*What is needed*: Format the stretch of material from the line containing "step-number: 1 xyxy=(99,29,105,40)" through the line containing "step-number: 3 xyxy=(514,29,520,40)" as a Markdown table with the columns Row and Line, numbering each line and omitting any blank ones.

*Provided records*:
————
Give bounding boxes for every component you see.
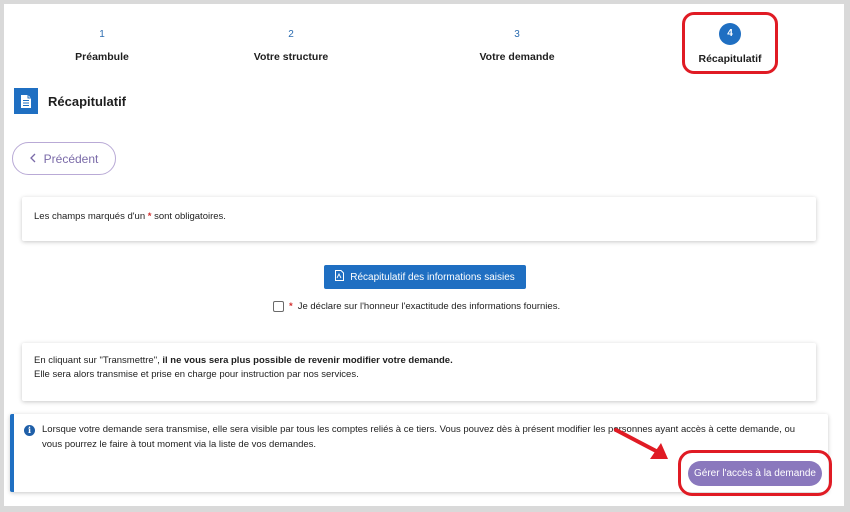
step-number: 1 xyxy=(99,29,105,40)
notice-text-before: Les champs marqués d'un xyxy=(34,211,148,222)
summary-button-label: Récapitulatif des informations saisies xyxy=(350,271,515,283)
annotation-highlight-step xyxy=(682,12,778,74)
step-label: Votre demande xyxy=(479,51,555,63)
previous-button-label: Précédent xyxy=(43,151,99,166)
info-icon: i xyxy=(24,425,35,436)
declaration-row: * Je déclare sur l'honneur l'exactitude … xyxy=(273,301,560,312)
warning-line-1: En cliquant sur "Transmettre", il ne vou… xyxy=(34,354,804,368)
declaration-checkbox[interactable] xyxy=(273,301,284,312)
page-title: Récapitulatif xyxy=(48,94,127,109)
step-votre-demande[interactable]: 3 Votre demande xyxy=(437,28,597,63)
declaration-label: Je déclare sur l'honneur l'exactitude de… xyxy=(297,301,561,312)
transmit-warning-panel: En cliquant sur "Transmettre", il ne vou… xyxy=(22,343,816,401)
required-fields-notice: Les champs marqués d'un * sont obligatoi… xyxy=(22,197,816,241)
step-label: Votre structure xyxy=(253,51,329,63)
step-preambule[interactable]: 1 Préambule xyxy=(22,28,182,63)
annotation-arrow-icon xyxy=(614,428,668,459)
info-text: Lorsque votre demande sera transmise, el… xyxy=(42,424,796,450)
step-number: 3 xyxy=(514,29,520,40)
previous-button[interactable]: Précédent xyxy=(12,142,116,175)
step-number: 2 xyxy=(288,29,294,40)
notice-text-after: sont obligatoires. xyxy=(151,211,226,222)
step-label: Préambule xyxy=(75,51,129,63)
warning-text-bold: il ne vous sera plus possible de revenir… xyxy=(162,355,453,366)
step-votre-structure[interactable]: 2 Votre structure xyxy=(211,28,371,63)
page-frame: 1 Préambule 2 Votre structure 3 Votre de… xyxy=(4,4,844,506)
warning-text: En cliquant sur "Transmettre", xyxy=(34,355,163,366)
required-star: * xyxy=(289,301,293,312)
annotation-highlight-button xyxy=(678,450,832,496)
document-icon xyxy=(14,88,38,114)
summary-pdf-button[interactable]: Récapitulatif des informations saisies xyxy=(324,265,526,289)
pdf-icon xyxy=(335,270,345,284)
warning-line-2: Elle sera alors transmise et prise en ch… xyxy=(34,369,359,380)
chevron-left-icon xyxy=(29,152,36,166)
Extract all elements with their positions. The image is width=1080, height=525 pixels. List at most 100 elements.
————
*Problem solution*:
| Row | Line |
|---|---|
| 1 | step-number: 1 xyxy=(99,29,105,40) |
| 2 | notice-text-before: Les champs marqués d'un xyxy=(34,211,148,222) |
| 3 | summary-button-label: Récapitulatif des informations saisies xyxy=(350,271,515,283) |
| 4 | annotation-highlight-step xyxy=(682,12,778,74) |
| 5 | step-label: Votre demande xyxy=(479,51,555,63) |
| 6 | previous-button-label: Précédent xyxy=(43,151,99,166) |
| 7 | info-icon: i xyxy=(24,425,35,436) |
| 8 | declaration-row: * Je déclare sur l'honneur l'exactitude … xyxy=(273,301,560,312) |
| 9 | warning-line-1: En cliquant sur "Transmettre", il ne vou… xyxy=(34,354,804,368) |
| 10 | declaration-checkbox[interactable] xyxy=(273,301,284,312) |
| 11 | page-title: Récapitulatif xyxy=(48,94,127,109) |
| 12 | step-votre-demande[interactable]: 3 Votre demande xyxy=(437,28,597,63) |
| 13 | declaration-label: Je déclare sur l'honneur l'exactitude de… xyxy=(297,301,561,312) |
| 14 | transmit-warning-panel: En cliquant sur "Transmettre", il ne vou… xyxy=(22,343,816,401) |
| 15 | required-fields-notice: Les champs marqués d'un * sont obligatoi… xyxy=(22,197,816,241) |
| 16 | step-label: Votre structure xyxy=(253,51,329,63) |
| 17 | step-preambule[interactable]: 1 Préambule xyxy=(22,28,182,63) |
| 18 | annotation-arrow-icon xyxy=(614,428,668,459) |
| 19 | info-text: Lorsque votre demande sera transmise, el… xyxy=(42,424,796,450) |
| 20 | step-number: 3 xyxy=(514,29,520,40) |